Write out the listing beneath this instruction in its entirety, exactly as it reads.

[START]

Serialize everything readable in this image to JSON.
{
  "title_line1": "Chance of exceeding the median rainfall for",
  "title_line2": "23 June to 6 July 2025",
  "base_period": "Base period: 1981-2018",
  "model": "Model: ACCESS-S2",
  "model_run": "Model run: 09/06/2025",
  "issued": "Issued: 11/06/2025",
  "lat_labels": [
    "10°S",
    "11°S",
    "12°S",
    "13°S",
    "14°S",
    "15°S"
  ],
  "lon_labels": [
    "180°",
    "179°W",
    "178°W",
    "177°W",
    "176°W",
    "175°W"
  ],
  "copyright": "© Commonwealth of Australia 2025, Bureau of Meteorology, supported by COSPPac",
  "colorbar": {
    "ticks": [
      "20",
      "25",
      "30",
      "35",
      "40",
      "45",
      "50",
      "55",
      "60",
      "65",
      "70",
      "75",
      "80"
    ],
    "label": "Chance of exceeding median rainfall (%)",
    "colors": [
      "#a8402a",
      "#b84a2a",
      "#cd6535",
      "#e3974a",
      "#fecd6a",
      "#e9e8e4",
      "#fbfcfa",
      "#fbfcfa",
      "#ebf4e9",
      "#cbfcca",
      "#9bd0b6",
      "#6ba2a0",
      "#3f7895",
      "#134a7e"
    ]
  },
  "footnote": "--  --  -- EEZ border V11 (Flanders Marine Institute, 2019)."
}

[END]

**RESULT BELOW**
Serialize everything readable in this image to JSON.
{
  "title_line1": "Chance of exceeding the median rainfall for",
  "title_line2": "23 June to 6 July 2025",
  "base_period": "Base period: 1981-2018",
  "model": "Model: ACCESS-S2",
  "model_run": "Model run: 09/06/2025",
  "issued": "Issued: 11/06/2025",
  "lat_labels": [
    "10°S",
    "11°S",
    "12°S",
    "13°S",
    "14°S",
    "15°S"
  ],
  "lon_labels": [
    "180°",
    "179°W",
    "178°W",
    "177°W",
    "176°W",
    "175°W"
  ],
  "copyright": "© Commonwealth of Australia 2025, Bureau of Meteorology, supported by COSPPac",
  "colorbar": {
    "ticks": [
      "20",
      "25",
      "30",
      "35",
      "40",
      "45",
      "50",
      "55",
      "60",
      "65",
      "70",
      "75",
      "80"
    ],
    "label": "Chance of exceeding median rainfall (%)",
    "colors": [
      "#a8402a",
      "#b84a2a",
      "#cd6535",
      "#e3974a",
      "#fecd6a",
      "#e9e8e4",
      "#fbfcfa",
      "#fbfcfa",
      "#ebf4e9",
      "#cbfcca",
      "#9bd0b6",
      "#6ba2a0",
      "#3f7895",
      "#134a7e"
    ]
  },
  "footnote": "--  --  -- EEZ border V11 (Flanders Marine Institute, 2019)."
}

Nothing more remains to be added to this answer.